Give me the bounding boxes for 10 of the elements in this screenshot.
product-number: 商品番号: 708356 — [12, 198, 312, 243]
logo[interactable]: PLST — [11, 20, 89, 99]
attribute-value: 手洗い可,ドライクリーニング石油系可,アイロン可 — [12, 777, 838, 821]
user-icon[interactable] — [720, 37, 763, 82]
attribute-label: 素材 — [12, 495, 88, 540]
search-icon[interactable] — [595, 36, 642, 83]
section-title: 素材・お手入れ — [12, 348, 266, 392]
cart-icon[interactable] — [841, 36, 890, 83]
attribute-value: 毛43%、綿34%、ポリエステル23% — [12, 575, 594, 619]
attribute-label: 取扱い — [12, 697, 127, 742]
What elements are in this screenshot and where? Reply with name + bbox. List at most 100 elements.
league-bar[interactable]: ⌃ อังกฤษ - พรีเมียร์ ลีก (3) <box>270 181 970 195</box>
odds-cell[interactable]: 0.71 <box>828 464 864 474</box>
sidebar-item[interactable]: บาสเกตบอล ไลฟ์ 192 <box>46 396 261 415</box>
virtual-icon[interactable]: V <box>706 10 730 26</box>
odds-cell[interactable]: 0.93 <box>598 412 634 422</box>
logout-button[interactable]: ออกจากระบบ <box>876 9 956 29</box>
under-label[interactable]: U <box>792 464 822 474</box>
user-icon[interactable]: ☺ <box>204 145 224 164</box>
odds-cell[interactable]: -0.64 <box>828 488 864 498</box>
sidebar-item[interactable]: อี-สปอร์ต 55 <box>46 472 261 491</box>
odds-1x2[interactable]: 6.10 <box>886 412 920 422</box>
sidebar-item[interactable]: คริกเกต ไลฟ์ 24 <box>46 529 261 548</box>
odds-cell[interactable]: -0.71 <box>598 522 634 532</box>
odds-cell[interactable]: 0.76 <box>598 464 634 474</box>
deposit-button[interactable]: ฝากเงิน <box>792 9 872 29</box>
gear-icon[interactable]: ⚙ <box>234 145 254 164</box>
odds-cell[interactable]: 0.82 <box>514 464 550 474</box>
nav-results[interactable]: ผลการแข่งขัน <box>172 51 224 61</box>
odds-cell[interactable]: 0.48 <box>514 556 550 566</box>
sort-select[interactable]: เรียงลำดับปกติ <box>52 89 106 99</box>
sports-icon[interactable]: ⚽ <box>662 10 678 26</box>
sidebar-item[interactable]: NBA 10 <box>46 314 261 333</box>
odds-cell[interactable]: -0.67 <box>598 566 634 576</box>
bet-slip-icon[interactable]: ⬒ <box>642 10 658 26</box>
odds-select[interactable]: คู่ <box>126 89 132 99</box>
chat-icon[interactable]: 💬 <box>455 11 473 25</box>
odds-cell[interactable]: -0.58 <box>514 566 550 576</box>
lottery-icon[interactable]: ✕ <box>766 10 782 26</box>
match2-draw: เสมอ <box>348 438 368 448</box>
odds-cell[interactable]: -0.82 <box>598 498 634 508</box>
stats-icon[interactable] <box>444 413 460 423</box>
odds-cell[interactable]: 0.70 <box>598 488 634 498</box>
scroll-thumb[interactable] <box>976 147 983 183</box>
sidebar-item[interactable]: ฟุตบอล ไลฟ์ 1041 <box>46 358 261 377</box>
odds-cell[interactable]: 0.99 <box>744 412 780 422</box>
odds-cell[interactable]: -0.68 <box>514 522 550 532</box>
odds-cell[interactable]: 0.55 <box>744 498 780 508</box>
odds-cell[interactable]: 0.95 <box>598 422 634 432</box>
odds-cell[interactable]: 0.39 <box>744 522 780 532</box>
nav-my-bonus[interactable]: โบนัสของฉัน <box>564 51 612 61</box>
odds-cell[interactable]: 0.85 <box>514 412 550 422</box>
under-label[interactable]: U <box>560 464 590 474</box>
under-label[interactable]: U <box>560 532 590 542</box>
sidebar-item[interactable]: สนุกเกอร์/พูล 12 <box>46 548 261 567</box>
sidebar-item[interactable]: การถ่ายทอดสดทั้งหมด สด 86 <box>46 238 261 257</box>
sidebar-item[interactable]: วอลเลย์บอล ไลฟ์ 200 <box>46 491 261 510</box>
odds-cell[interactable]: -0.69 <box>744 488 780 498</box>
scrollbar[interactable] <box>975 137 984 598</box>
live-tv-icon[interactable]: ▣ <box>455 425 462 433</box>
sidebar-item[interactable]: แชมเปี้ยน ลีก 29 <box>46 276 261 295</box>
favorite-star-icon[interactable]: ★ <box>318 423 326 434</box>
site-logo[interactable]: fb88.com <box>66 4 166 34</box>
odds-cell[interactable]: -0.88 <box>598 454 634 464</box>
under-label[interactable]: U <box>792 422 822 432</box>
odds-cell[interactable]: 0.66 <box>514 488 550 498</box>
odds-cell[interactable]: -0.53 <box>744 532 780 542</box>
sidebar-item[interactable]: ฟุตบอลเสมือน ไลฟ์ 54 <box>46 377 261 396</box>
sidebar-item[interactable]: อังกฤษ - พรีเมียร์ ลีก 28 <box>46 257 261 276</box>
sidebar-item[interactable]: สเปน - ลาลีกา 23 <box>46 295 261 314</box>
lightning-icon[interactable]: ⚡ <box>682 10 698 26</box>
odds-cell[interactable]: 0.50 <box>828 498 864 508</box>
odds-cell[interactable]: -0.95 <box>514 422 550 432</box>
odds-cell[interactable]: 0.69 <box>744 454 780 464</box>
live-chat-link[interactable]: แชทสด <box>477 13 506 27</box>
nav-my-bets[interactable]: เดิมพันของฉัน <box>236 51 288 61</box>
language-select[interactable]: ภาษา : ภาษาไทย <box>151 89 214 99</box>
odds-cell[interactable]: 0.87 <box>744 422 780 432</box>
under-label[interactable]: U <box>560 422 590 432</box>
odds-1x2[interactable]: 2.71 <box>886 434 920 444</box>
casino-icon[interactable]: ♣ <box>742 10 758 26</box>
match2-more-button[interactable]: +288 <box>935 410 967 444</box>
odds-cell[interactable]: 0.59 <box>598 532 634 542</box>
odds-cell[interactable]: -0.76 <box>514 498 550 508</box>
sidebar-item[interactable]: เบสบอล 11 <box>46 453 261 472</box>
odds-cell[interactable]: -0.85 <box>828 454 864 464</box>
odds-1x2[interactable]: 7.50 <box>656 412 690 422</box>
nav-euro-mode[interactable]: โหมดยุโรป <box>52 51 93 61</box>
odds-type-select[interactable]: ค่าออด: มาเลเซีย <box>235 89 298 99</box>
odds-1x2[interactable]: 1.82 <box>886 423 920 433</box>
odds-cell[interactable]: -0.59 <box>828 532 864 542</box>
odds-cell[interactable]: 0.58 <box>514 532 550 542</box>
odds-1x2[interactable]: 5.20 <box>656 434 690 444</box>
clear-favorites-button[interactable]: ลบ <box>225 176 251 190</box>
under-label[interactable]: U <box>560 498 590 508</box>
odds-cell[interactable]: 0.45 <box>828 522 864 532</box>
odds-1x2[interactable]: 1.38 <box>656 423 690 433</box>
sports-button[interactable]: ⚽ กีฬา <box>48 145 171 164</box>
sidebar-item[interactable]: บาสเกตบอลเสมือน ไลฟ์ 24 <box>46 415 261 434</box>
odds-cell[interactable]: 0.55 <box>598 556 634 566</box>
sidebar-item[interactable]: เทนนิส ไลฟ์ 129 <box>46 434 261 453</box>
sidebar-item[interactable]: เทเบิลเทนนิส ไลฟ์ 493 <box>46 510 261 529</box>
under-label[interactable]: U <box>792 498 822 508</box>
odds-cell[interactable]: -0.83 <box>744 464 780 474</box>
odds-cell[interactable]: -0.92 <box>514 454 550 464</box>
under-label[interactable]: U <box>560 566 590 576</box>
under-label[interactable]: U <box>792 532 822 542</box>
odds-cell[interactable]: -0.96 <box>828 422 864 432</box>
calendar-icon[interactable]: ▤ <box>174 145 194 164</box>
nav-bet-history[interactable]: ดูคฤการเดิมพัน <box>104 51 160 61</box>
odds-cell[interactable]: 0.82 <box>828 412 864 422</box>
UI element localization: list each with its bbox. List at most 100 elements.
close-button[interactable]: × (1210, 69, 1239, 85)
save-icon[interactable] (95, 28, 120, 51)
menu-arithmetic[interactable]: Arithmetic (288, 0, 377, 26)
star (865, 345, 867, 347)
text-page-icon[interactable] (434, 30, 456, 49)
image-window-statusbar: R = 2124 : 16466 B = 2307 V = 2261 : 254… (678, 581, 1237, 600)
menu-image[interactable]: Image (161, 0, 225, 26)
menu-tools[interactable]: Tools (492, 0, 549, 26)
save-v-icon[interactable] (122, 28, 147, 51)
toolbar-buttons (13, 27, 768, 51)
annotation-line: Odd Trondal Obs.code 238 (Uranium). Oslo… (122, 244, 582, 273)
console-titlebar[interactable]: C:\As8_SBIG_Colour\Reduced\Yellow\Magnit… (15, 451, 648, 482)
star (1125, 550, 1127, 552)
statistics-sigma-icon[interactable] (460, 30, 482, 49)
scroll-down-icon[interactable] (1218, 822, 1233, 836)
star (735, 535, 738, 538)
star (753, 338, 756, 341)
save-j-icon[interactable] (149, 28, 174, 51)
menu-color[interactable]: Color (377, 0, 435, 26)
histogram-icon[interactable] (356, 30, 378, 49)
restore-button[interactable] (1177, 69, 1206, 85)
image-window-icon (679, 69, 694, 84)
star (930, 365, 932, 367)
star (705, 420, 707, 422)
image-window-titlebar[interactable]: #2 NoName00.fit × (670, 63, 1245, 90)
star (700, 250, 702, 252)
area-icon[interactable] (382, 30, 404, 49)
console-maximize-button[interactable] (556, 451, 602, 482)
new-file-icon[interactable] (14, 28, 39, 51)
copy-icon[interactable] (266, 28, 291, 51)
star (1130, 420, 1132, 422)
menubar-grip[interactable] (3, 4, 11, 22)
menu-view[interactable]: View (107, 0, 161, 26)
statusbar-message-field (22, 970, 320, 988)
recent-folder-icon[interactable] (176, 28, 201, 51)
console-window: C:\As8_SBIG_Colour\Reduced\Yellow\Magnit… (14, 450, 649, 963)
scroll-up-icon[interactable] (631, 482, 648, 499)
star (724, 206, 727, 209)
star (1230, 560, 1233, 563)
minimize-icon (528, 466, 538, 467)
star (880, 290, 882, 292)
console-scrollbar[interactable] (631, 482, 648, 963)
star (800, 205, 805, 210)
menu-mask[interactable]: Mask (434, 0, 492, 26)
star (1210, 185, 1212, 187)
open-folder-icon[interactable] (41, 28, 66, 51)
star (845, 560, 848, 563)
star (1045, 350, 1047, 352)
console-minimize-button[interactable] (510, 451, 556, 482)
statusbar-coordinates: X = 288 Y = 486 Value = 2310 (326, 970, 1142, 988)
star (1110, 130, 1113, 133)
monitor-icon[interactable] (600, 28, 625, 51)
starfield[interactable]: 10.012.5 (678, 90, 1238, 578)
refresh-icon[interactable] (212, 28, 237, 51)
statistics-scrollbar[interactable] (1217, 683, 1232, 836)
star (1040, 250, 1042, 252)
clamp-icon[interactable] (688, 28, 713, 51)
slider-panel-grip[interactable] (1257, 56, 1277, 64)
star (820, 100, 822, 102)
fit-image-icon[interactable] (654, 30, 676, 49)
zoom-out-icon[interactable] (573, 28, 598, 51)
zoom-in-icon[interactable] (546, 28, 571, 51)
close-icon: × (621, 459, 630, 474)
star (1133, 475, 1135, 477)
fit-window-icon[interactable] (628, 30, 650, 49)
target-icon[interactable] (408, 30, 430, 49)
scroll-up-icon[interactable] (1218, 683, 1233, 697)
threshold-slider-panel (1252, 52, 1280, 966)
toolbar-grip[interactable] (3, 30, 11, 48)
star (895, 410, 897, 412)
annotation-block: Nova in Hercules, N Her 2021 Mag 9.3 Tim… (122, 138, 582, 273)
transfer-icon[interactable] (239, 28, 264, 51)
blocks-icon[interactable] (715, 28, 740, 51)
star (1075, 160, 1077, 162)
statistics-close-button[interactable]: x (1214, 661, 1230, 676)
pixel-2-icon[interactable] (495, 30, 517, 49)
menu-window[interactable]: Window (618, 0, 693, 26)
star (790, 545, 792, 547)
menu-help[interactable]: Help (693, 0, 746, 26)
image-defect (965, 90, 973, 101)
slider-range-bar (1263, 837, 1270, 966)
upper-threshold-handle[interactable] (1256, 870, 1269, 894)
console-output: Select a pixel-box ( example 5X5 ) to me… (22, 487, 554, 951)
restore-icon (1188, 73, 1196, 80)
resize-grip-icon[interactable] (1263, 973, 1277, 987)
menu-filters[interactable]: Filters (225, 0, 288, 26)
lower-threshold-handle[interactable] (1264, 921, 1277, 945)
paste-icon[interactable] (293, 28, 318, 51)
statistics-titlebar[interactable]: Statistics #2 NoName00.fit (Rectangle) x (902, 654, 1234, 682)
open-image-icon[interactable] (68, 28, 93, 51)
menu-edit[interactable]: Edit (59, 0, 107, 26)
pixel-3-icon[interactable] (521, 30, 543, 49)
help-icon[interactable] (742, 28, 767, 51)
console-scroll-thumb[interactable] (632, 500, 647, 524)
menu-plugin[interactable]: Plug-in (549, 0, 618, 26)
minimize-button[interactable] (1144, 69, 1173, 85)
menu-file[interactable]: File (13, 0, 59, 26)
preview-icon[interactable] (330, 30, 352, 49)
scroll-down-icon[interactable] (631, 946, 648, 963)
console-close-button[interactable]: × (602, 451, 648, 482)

----------

Reproduce the rows above unchanged, everything from the first row down to the row containing "What elements are", both included.

[RESULT FOR THIS TASK]
Give me the bounding boxes for 10 of the elements in this screenshot.
product-number: 商品番号: 708356 — [12, 198, 312, 243]
logo[interactable]: PLST — [11, 20, 89, 99]
attribute-value: 手洗い可,ドライクリーニング石油系可,アイロン可 — [12, 777, 838, 821]
user-icon[interactable] — [720, 37, 763, 82]
attribute-label: 素材 — [12, 495, 88, 540]
search-icon[interactable] — [595, 36, 642, 83]
section-title: 素材・お手入れ — [12, 348, 266, 392]
cart-icon[interactable] — [841, 36, 890, 83]
attribute-value: 毛43%、綿34%、ポリエステル23% — [12, 575, 594, 619]
attribute-label: 取扱い — [12, 697, 127, 742]
What elements are in this screenshot and where? Reply with name + bbox. List at most 100 elements.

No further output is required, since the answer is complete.